━━━ Dataset content ━━━

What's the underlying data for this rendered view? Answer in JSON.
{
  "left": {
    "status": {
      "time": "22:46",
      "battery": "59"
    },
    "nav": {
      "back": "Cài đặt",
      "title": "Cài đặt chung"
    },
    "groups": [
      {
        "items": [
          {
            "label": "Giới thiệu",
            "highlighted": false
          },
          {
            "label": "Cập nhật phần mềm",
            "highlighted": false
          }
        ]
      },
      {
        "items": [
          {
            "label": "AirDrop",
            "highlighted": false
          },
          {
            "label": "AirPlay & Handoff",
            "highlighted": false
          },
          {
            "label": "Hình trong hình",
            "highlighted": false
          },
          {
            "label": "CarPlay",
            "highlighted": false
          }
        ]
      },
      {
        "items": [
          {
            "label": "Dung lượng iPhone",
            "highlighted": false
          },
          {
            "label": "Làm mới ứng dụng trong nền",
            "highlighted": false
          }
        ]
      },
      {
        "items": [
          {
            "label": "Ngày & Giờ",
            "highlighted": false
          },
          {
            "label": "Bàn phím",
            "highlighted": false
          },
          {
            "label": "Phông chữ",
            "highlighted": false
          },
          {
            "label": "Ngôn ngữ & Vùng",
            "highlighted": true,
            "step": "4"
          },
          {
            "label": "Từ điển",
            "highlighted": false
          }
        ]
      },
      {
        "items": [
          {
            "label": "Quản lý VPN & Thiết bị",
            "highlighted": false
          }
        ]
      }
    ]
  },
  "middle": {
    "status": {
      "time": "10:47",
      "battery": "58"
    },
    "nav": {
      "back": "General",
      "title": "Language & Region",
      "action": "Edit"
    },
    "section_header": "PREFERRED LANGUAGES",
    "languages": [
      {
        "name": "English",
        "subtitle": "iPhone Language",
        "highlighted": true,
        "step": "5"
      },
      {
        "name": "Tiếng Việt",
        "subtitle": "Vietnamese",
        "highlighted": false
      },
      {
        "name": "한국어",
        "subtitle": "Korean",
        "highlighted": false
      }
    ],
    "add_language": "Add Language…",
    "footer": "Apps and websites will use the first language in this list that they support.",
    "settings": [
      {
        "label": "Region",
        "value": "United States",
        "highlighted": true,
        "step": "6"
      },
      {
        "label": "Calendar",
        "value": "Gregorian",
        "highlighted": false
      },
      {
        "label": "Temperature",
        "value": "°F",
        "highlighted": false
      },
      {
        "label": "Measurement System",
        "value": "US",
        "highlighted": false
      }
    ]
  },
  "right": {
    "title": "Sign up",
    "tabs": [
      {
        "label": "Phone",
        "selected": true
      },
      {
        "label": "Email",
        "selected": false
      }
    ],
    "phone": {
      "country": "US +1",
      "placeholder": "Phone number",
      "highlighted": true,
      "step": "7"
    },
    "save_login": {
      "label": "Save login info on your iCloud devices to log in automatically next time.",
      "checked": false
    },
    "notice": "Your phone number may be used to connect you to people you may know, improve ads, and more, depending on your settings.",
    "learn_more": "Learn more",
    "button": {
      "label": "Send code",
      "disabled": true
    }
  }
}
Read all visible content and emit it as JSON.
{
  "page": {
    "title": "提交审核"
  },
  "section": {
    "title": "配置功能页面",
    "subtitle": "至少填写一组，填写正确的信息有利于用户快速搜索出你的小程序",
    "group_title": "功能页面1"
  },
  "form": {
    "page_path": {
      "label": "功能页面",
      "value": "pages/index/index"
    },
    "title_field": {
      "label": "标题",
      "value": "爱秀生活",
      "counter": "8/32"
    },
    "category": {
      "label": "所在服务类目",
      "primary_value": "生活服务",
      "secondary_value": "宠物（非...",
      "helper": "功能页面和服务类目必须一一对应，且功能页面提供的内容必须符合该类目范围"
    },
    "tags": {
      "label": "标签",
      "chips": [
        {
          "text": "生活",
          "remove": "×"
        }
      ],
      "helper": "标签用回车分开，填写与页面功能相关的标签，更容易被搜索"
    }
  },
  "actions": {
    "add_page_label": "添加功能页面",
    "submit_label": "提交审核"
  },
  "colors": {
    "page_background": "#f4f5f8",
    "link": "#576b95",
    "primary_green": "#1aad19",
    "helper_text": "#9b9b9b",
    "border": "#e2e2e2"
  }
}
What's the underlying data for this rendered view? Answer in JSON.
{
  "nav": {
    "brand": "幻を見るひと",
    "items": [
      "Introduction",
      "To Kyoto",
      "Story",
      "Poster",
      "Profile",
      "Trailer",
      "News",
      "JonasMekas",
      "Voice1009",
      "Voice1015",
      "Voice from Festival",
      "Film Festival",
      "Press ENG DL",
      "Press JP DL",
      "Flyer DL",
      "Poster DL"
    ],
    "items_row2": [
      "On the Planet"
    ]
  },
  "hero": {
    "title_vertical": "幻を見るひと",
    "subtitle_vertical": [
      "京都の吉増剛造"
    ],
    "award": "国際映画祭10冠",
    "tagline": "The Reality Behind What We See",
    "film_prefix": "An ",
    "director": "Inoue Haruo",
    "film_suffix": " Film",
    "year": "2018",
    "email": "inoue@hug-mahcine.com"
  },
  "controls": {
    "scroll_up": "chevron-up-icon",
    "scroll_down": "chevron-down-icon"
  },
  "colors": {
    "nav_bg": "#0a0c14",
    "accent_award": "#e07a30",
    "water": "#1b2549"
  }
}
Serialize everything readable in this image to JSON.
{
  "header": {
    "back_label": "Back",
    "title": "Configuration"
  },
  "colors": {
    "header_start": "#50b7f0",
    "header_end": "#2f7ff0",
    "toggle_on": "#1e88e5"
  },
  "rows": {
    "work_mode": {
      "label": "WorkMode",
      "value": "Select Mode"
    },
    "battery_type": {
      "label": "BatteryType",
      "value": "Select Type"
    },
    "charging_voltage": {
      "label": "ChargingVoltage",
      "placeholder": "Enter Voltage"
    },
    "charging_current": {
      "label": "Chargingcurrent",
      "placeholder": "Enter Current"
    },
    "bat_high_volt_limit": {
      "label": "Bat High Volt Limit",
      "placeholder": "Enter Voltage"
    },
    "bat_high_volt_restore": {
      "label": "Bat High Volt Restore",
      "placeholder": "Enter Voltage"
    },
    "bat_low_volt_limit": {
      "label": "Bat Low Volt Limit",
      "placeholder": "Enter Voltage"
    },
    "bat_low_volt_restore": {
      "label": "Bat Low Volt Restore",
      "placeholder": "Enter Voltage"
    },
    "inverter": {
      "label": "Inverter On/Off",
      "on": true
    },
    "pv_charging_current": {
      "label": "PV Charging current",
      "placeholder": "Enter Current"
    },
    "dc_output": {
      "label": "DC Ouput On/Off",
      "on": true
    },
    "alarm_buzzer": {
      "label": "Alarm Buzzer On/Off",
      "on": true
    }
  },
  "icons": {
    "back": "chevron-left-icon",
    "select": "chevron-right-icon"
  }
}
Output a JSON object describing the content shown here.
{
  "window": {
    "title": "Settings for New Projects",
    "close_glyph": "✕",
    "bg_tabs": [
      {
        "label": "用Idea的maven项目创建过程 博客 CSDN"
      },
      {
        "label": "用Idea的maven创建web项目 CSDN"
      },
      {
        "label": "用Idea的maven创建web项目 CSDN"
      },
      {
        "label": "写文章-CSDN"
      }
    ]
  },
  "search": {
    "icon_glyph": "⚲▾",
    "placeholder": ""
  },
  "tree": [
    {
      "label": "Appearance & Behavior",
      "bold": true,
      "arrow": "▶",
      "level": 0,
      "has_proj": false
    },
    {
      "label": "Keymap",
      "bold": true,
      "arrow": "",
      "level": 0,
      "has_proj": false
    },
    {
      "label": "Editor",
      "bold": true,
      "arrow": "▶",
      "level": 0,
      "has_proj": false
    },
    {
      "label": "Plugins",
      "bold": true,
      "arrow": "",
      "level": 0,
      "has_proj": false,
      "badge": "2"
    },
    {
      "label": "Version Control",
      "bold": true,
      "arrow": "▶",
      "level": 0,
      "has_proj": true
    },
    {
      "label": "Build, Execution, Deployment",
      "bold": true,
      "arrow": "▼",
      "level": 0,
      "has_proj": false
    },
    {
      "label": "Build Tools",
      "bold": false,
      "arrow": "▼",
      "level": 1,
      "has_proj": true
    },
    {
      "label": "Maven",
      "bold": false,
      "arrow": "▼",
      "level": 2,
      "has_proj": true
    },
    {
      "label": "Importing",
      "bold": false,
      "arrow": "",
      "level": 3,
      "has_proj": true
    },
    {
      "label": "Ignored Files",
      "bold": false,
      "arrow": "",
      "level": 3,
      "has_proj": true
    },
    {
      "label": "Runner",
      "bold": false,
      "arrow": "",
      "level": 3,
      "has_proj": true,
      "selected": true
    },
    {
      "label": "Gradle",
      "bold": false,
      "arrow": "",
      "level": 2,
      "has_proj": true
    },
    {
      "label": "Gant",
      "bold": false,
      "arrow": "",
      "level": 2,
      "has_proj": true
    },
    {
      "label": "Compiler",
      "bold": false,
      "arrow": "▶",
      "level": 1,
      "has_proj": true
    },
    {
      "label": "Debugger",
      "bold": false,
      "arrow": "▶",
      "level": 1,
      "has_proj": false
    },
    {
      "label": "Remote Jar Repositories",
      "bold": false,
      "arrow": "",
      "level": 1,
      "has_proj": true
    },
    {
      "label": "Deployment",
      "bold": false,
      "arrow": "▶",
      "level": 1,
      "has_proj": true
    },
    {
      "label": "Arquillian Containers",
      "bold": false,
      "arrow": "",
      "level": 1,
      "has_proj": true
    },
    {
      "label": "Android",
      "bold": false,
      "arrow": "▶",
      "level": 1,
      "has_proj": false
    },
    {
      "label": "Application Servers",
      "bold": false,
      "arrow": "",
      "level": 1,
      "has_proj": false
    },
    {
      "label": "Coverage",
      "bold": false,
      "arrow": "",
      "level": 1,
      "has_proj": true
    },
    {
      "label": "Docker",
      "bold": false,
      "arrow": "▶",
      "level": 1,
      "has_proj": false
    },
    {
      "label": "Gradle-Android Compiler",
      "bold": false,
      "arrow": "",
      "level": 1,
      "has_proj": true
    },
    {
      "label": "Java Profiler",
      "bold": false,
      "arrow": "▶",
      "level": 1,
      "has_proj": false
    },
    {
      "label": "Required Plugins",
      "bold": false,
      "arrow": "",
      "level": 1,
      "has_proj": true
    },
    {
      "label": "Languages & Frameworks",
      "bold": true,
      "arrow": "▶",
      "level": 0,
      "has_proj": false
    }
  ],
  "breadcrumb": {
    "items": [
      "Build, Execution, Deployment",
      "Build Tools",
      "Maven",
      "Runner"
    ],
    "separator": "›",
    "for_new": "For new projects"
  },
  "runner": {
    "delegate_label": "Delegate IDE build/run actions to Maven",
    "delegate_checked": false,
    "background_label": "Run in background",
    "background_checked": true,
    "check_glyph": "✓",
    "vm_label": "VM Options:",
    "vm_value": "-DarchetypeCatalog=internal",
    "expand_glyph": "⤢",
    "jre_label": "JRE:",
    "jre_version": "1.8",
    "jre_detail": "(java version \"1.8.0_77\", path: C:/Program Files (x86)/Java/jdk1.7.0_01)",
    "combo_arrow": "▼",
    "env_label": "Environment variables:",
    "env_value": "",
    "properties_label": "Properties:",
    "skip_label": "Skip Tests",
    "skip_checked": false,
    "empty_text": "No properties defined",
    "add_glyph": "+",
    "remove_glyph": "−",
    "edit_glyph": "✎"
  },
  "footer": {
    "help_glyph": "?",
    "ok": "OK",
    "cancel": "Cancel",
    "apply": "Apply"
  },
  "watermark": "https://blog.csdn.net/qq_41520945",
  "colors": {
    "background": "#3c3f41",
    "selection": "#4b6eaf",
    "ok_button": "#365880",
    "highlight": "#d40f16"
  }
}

━━━

Read through the data and copy every line where "Plugins" shows up.

      "label": "Plugins",
      "label": "Required Plugins",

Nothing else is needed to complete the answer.